#### [Registros de una colección de datos]
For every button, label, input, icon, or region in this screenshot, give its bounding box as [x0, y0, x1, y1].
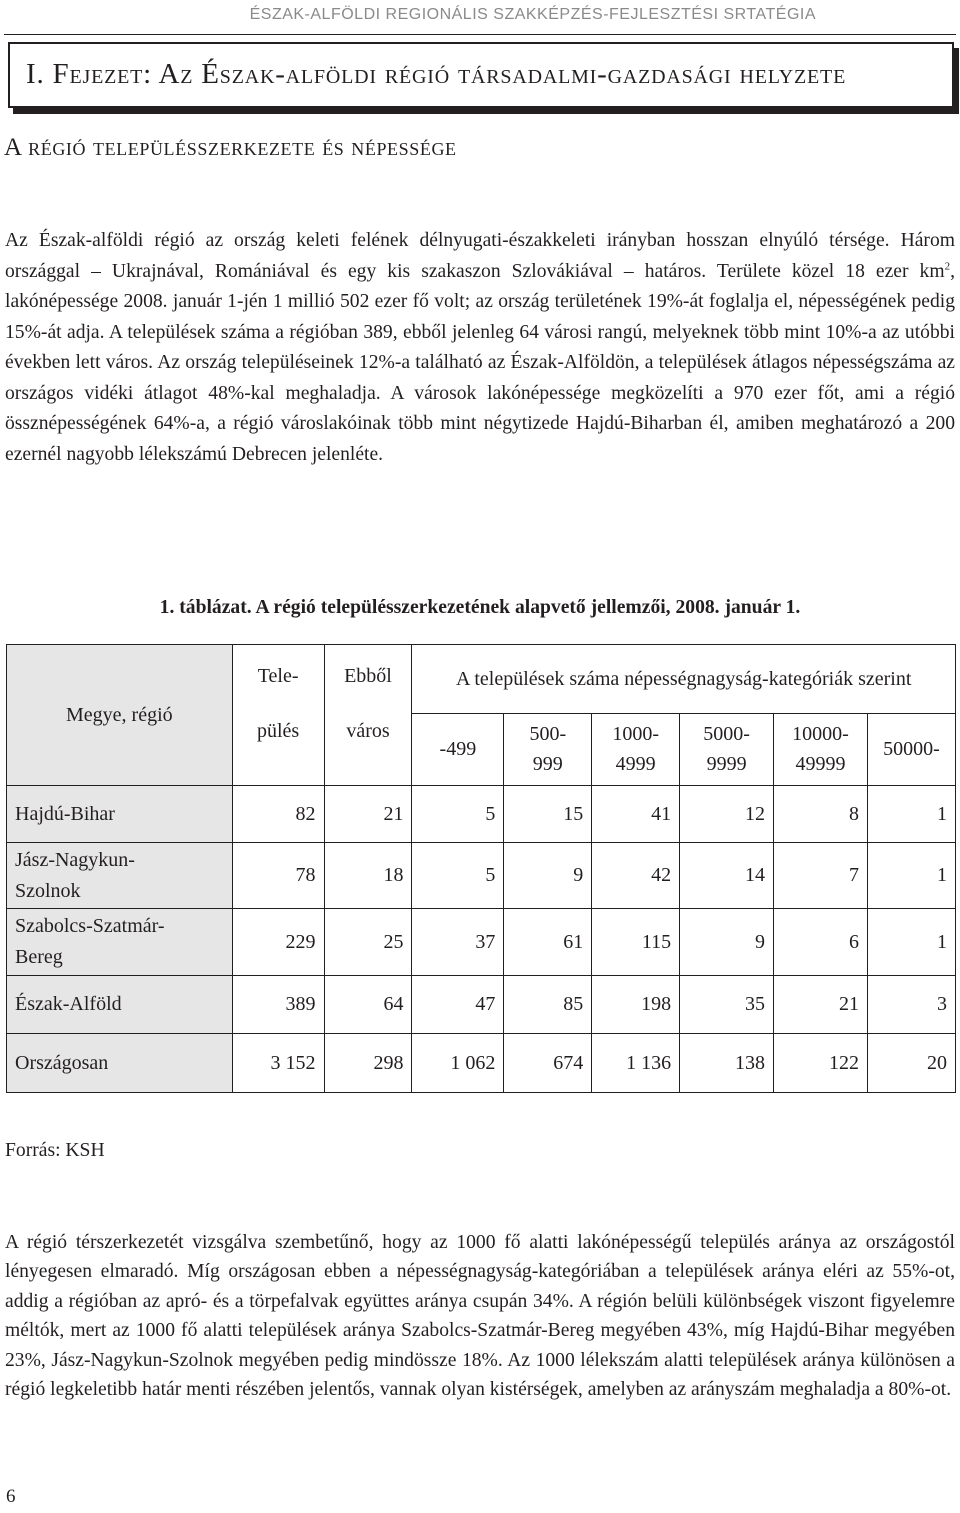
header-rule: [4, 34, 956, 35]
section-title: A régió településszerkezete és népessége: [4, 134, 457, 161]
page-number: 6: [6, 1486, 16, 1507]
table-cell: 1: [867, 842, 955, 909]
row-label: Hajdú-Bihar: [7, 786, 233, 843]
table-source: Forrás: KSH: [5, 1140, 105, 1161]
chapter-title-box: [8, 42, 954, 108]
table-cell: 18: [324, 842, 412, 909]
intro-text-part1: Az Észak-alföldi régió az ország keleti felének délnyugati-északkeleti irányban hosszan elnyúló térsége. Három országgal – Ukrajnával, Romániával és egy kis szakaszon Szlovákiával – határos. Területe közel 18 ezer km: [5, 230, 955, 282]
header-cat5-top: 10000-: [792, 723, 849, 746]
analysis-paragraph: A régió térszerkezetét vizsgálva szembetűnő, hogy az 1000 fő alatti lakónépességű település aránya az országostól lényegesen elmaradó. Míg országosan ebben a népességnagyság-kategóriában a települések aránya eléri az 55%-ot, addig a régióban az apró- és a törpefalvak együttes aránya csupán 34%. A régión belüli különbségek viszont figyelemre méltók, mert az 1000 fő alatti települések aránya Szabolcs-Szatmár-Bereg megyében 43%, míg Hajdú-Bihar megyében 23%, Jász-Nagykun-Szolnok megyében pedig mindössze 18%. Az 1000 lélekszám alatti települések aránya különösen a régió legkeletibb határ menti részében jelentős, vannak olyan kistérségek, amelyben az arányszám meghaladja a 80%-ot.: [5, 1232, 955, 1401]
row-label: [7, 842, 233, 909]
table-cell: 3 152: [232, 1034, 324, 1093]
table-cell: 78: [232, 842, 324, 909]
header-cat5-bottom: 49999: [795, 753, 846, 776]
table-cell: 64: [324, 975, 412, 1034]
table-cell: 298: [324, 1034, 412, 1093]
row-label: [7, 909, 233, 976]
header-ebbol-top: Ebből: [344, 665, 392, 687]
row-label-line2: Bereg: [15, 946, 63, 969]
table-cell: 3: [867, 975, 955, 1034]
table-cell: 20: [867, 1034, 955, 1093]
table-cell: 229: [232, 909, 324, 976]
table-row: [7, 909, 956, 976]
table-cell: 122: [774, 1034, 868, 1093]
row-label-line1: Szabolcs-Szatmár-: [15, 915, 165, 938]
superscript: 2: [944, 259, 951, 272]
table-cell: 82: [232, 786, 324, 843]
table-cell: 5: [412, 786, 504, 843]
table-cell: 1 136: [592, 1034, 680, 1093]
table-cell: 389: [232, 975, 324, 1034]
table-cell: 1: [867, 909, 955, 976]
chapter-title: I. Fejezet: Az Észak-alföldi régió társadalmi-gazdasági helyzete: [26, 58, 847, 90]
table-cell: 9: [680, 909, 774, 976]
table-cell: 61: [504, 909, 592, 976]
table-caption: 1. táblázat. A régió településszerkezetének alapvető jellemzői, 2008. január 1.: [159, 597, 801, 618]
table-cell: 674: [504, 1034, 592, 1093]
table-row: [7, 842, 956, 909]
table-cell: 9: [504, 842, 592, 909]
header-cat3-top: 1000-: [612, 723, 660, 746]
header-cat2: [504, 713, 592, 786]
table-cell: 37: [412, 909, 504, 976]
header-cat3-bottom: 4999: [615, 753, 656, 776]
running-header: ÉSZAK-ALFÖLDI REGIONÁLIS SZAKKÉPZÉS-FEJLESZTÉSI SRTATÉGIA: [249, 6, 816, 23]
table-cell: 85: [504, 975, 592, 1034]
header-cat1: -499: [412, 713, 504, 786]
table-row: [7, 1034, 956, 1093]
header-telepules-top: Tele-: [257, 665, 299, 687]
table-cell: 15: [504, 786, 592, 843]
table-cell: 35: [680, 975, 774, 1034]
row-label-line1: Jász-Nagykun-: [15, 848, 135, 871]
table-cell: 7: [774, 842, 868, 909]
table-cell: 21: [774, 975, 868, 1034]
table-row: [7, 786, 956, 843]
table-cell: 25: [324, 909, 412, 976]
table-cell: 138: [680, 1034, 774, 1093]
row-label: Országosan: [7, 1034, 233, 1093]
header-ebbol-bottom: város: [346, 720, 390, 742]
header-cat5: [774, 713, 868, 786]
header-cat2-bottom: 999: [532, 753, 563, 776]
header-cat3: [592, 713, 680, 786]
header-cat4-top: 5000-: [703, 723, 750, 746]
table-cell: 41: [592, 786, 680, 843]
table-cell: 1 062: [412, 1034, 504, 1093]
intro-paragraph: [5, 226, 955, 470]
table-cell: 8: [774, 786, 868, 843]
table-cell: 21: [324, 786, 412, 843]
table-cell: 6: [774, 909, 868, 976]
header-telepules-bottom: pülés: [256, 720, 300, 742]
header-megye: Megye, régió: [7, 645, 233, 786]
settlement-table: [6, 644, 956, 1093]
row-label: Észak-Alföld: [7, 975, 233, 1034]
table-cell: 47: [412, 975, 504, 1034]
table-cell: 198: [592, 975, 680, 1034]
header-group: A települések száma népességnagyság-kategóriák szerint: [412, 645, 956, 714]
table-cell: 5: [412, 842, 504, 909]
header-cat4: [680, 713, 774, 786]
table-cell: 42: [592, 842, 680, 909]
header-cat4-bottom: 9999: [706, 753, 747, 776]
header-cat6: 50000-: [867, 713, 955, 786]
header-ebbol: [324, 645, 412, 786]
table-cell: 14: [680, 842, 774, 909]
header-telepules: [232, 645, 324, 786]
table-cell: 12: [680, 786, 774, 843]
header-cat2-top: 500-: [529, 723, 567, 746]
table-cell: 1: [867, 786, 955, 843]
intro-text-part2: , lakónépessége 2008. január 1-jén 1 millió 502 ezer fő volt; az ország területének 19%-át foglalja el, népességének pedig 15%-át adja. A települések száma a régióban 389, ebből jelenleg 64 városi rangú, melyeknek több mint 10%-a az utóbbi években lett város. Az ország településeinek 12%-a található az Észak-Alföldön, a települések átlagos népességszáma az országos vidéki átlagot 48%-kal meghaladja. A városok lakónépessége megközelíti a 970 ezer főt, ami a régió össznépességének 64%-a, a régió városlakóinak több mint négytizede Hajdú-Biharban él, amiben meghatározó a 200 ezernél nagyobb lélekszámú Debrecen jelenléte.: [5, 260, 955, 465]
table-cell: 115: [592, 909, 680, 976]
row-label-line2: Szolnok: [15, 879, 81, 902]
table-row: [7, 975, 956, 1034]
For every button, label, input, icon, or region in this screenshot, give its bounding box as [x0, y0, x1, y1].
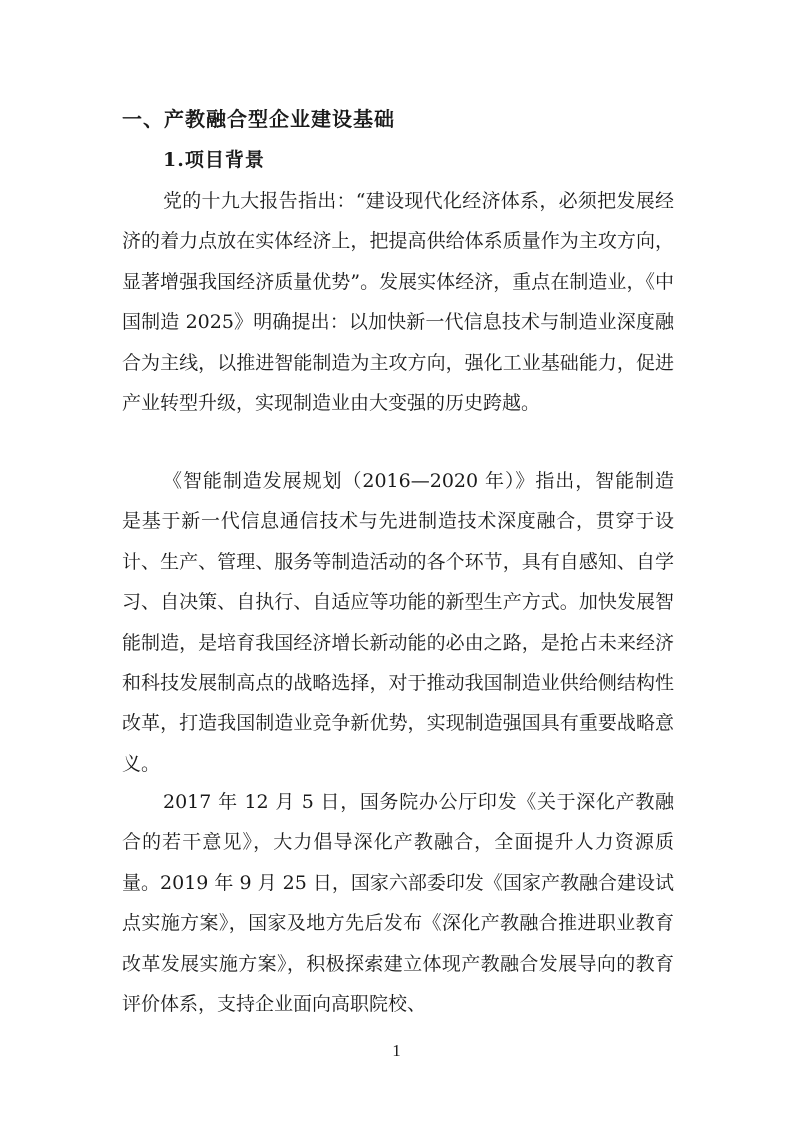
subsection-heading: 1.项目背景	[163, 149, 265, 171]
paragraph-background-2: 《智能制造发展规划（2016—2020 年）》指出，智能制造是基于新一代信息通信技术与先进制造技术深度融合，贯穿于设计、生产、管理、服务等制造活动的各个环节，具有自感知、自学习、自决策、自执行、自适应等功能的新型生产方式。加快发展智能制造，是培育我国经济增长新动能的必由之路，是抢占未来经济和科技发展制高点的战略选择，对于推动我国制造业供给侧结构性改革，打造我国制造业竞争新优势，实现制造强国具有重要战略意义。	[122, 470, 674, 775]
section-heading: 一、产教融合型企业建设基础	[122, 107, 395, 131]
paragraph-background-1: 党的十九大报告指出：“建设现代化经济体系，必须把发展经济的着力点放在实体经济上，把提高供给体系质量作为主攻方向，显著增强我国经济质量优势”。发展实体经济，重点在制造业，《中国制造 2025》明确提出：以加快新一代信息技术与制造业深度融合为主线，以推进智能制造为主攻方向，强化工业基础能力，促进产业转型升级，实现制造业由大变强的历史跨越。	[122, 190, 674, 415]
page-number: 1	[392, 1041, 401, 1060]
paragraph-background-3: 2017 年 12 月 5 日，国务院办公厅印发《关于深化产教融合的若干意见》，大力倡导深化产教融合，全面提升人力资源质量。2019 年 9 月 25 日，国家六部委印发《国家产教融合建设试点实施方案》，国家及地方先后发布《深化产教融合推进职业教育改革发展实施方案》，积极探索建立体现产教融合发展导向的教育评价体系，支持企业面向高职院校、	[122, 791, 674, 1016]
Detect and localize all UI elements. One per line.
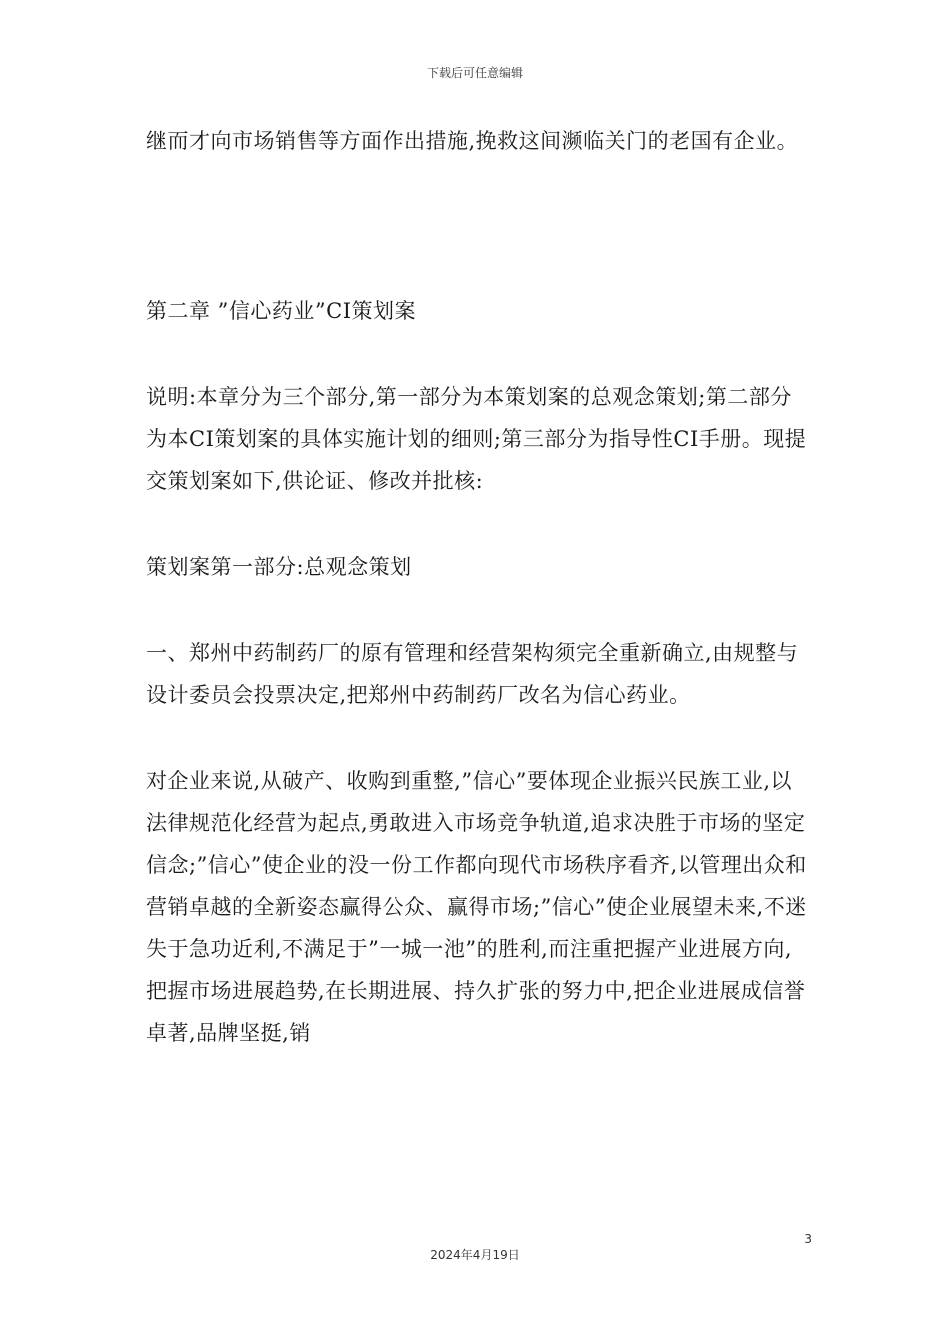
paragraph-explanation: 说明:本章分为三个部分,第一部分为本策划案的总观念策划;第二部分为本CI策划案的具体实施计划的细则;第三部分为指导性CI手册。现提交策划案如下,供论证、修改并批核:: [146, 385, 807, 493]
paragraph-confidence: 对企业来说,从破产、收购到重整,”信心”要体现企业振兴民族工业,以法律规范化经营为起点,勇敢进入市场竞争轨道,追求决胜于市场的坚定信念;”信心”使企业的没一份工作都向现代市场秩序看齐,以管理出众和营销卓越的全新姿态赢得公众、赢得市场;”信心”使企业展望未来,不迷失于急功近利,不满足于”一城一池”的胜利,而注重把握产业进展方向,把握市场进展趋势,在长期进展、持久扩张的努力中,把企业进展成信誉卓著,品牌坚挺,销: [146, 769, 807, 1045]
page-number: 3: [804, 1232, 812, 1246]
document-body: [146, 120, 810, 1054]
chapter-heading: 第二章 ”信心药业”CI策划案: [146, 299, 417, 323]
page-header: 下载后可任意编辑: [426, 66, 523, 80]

#### [Objetivo de la tarea]
Empieza en la línea que contiene "149, 265, 171]" y termina tras la que contiene "1041, 401, 1060]", y escribe únicamente esas líneas sustituyendo "智能制造" por "智能化制造", sin ningún otro cambio.

#### [Resultado obtenido]
subsection-heading: 1.项目背景	[163, 149, 265, 171]
paragraph-background-2: 《智能化制造发展规划（2016—2020 年）》指出，智能化制造是基于新一代信息通信技术与先进制造技术深度融合，贯穿于设计、生产、管理、服务等制造活动的各个环节，具有自感知、自学习、自决策、自执行、自适应等功能的新型生产方式。加快发展智能化制造，是培育我国经济增长新动能的必由之路，是抢占未来经济和科技发展制高点的战略选择，对于推动我国制造业供给侧结构性改革，打造我国制造业竞争新优势，实现制造强国具有重要战略意义。	[122, 470, 674, 775]
section-heading: 一、产教融合型企业建设基础	[122, 107, 395, 131]
paragraph-background-1: 党的十九大报告指出：“建设现代化经济体系，必须把发展经济的着力点放在实体经济上，把提高供给体系质量作为主攻方向，显著增强我国经济质量优势”。发展实体经济，重点在制造业，《中国制造 2025》明确提出：以加快新一代信息技术与制造业深度融合为主线，以推进智能化制造为主攻方向，强化工业基础能力，促进产业转型升级，实现制造业由大变强的历史跨越。	[122, 190, 674, 415]
page-number: 1	[392, 1041, 401, 1060]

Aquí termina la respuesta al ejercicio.